A Leica será seu objeto mitológico. Dela nunca mais se separará, seja no exterior, seja na intimidade. Na rua, em casa, na casa das pessoas, em todos os lugares e o tempo todo, nunca se sabe. Não é um hábito de artista, mas de caçador de recompensas. Sempre pronto para atirar, à espreita, de sobreaviso. mas isso não impede o sentimento. Raras vezes se viu identificação tão completa entre um homem e uma máquina, uma osmose tão feliz entre uma alma e um mecanismo. Como um casal de amantes, poderíamos dizer que ele era a contraparte dela, e ela a contraparte dele. Eles parecem feitos um para o outro. Ao prolongar seu olhar da maneira mais natural possível, a máquina faz parte dele. (Trecho de Cartier Bresson, o olhar do século, de Pierre Assouline, publicado pela L&PM em formatos convencional, pocket e e-book)

A partir do dia em que comprou sua Leica, Cartier-Bresson criou uma das mais originais e influentes narrativas visuais da história da fotografia.

Antes de ser fotógrafo, no entanto, Cartier-Bresson dedicou-se à pintura e foi discípulo de André Lhote, o cubista que também foi professor de Tarsila do Amaral. E foi com seu mestre que ele descobriu que poderia usar a proporção áurea e a simetria na construção de suas fotos. Essa ligação com a pintura é notável nas 58 imagens selecionadas pelo curador João Kulcsár para a exposição Henri Cartier-Bresson: Primeiras Fotografias que está aberta ao público na Galeria de Fotos do SESI-SP.

Lhote é apenas uma das (boas) influências de Cartier-Bresson. Filho de uma família rica, que foi a maior produtora de linhas de costura na Europa (pelo menos até o começo dos anos 1960), Cartier-Bresson foi amigo de pintores Max Ernst e Matisse e ele mesmo chegou a pintar algumas telas surrealistas, até encontrar a escritora Gertrude Stein, mecenas dos vanguardistas parisienses, que o fez abandonar definitivamente as tintas e os pincéis. Ela examinou suas pinturas, despachando-o com uma única frase: “Melhor você se dedicar aos negócios da família”.

De fato, Cartier-Bresson teria sido apenas mais um entre os pintores surrealistas. Ou outro milionário excêntrico, se uma máquina fotográfica não surgisse em sua vida. Seu amigo Robert Capa, que fundou com ele a hoje gigantesca agência Magnum Photos, jogou a pá de cal em seus sonhos de pintor: “Melhor você se dedicar ao fotojornalismo, ou vão grudar um rótulo (surrealista) em você do qual jamais conseguirá se livrar”.

Mesmo assim, o surrealismo não saiu da cabeça de Cartier-Bresson, que cultivava o desejo de filmar com o espanhol Luis Buñuel, um dos pioneiros do cinema surrealista. Acabou virando assistente de Jean Renoir, que aceitou uma encomenda do Partido Comunista Francês para fazer um filme de propaganda (La Vie Est à Nous, de 1936), que ajudou a conduzir a Frente Popular ao poder. Cartier-Bresson fez posteriormente outros filmes políticos de apoio à causa republicana durante a Guerra Civil Espanhola.

* * *

▶ _Solicitação A_
Renomeie "plane-minimum" para "plane-min" nas entradas, do início delas até a linha que contém "dim-value: 840 <box>172 343 193 357</box>", inclusive. Apresente só essas linhas, com todo o resto inalterado.

* * *

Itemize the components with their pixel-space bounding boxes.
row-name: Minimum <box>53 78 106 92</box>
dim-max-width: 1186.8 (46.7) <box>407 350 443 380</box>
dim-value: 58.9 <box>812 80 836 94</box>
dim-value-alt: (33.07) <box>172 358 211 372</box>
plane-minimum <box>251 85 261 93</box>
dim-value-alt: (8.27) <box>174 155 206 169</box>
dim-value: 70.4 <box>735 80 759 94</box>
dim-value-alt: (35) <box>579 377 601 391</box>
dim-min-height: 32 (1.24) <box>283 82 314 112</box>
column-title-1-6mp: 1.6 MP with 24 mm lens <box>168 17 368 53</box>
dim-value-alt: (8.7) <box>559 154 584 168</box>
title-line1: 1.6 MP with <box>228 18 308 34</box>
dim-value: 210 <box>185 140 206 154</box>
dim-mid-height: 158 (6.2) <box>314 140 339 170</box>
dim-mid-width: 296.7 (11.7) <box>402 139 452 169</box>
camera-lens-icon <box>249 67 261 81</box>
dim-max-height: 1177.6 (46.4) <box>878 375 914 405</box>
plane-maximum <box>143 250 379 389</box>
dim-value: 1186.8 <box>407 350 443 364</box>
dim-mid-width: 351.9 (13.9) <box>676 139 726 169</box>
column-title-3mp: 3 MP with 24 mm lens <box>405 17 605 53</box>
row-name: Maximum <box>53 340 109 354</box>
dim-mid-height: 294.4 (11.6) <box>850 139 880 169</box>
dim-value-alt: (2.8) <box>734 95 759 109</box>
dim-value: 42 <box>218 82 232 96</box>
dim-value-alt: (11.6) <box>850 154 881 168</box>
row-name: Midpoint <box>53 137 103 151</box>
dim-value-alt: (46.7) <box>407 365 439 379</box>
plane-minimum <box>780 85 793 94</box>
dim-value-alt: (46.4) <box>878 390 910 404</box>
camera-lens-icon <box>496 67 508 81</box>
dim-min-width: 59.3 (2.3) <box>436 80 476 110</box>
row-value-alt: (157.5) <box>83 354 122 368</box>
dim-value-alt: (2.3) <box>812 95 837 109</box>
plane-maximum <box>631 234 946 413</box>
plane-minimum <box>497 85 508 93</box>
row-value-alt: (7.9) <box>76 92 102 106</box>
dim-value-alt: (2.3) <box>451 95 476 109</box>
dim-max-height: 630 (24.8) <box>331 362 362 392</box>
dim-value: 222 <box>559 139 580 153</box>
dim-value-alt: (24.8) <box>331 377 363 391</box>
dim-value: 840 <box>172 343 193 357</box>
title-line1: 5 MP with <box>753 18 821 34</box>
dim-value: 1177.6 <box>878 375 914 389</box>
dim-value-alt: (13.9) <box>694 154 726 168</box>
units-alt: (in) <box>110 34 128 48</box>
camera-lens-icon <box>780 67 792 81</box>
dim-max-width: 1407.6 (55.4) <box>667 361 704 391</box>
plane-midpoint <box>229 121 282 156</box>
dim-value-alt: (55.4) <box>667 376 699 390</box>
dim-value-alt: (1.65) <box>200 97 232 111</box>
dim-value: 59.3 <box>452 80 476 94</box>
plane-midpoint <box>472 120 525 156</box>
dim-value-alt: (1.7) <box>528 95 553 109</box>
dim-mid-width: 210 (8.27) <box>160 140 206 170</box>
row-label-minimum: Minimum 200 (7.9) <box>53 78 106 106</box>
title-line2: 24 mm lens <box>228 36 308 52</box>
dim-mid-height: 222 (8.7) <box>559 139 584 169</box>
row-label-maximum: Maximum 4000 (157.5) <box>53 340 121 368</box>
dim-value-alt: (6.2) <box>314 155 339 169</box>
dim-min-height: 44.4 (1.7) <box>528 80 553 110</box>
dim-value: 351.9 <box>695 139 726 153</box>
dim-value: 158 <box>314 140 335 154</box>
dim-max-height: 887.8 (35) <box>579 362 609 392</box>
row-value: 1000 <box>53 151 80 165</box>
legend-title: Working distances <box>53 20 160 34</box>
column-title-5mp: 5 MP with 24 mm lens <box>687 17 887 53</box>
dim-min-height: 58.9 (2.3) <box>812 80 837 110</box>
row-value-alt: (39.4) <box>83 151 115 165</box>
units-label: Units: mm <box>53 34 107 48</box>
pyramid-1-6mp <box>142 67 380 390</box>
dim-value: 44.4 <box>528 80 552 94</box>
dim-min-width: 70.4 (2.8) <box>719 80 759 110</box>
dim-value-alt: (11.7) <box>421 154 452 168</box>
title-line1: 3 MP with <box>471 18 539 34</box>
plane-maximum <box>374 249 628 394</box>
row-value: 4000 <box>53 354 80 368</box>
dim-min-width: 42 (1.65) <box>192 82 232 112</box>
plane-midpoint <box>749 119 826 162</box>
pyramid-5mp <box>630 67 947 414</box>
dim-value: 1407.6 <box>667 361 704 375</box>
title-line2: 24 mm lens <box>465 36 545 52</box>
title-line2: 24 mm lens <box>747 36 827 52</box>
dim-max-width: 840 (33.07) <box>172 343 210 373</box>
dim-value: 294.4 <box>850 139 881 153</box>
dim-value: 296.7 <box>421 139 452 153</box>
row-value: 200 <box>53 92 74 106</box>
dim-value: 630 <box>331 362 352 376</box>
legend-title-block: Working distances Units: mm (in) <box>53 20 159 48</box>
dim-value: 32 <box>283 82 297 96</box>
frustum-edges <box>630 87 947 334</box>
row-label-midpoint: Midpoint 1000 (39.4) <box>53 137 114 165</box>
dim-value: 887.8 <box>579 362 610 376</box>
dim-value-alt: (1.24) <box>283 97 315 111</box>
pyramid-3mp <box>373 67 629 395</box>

* * *

▶ _Solicitação B_
Reproduza o texto sobre Cartier-Bresson entre "A Leica será" e "pocket e e-book)", inclusive.

▶ _Resposta do exercício A_
Itemize the components with their pixel-space bounding boxes.
row-name: Minimum <box>53 78 106 92</box>
dim-max-width: 1186.8 (46.7) <box>407 350 443 380</box>
dim-value: 58.9 <box>812 80 836 94</box>
dim-value-alt: (33.07) <box>172 358 211 372</box>
plane-min <box>251 85 261 93</box>
dim-value-alt: (8.27) <box>174 155 206 169</box>
dim-value: 70.4 <box>735 80 759 94</box>
dim-value-alt: (35) <box>579 377 601 391</box>
dim-min-height: 32 (1.24) <box>283 82 314 112</box>
column-title-1-6mp: 1.6 MP with 24 mm lens <box>168 17 368 53</box>
dim-value-alt: (8.7) <box>559 154 584 168</box>
title-line1: 1.6 MP with <box>228 18 308 34</box>
dim-value: 210 <box>185 140 206 154</box>
dim-mid-height: 158 (6.2) <box>314 140 339 170</box>
dim-mid-width: 296.7 (11.7) <box>402 139 452 169</box>
camera-lens-icon <box>249 67 261 81</box>
dim-max-height: 1177.6 (46.4) <box>878 375 914 405</box>
plane-maximum <box>143 250 379 389</box>
dim-value: 1186.8 <box>407 350 443 364</box>
dim-mid-width: 351.9 (13.9) <box>676 139 726 169</box>
column-title-3mp: 3 MP with 24 mm lens <box>405 17 605 53</box>
row-name: Maximum <box>53 340 109 354</box>
dim-mid-height: 294.4 (11.6) <box>850 139 880 169</box>
dim-value-alt: (2.8) <box>734 95 759 109</box>
dim-value: 42 <box>218 82 232 96</box>
dim-value-alt: (11.6) <box>850 154 881 168</box>
row-name: Midpoint <box>53 137 103 151</box>
dim-value-alt: (46.7) <box>407 365 439 379</box>
plane-min <box>780 85 793 94</box>
dim-value-alt: (46.4) <box>878 390 910 404</box>
camera-lens-icon <box>496 67 508 81</box>
dim-min-width: 59.3 (2.3) <box>436 80 476 110</box>
row-value-alt: (157.5) <box>83 354 122 368</box>
dim-value-alt: (2.3) <box>812 95 837 109</box>
plane-maximum <box>631 234 946 413</box>
plane-min <box>497 85 508 93</box>
row-value-alt: (7.9) <box>76 92 102 106</box>
dim-value-alt: (2.3) <box>451 95 476 109</box>
dim-max-height: 630 (24.8) <box>331 362 362 392</box>
dim-value: 222 <box>559 139 580 153</box>
dim-value-alt: (24.8) <box>331 377 363 391</box>
dim-value: 840 <box>172 343 193 357</box>

▶ _Resposta do exercício B_
A Leica será seu objeto mitológico. Dela nunca mais se separará, seja no exterior, seja na intimidade. Na rua, em casa, na casa das pessoas, em todos os lugares e o tempo todo, nunca se sabe. Não é um hábito de artista, mas de caçador de recompensas. Sempre pronto para atirar, à espreita, de sobreaviso. mas isso não impede o sentimento. Raras vezes se viu identificação tão completa entre um homem e uma máquina, uma osmose tão feliz entre uma alma e um mecanismo. Como um casal de amantes, poderíamos dizer que ele era a contraparte dela, e ela a contraparte dele. Eles parecem feitos um para o outro. Ao prolongar seu olhar da maneira mais natural possível, a máquina faz parte dele. (Trecho de Cartier Bresson, o olhar do século, de Pierre Assouline, publicado pela L&PM em formatos convencional, pocket e e-book)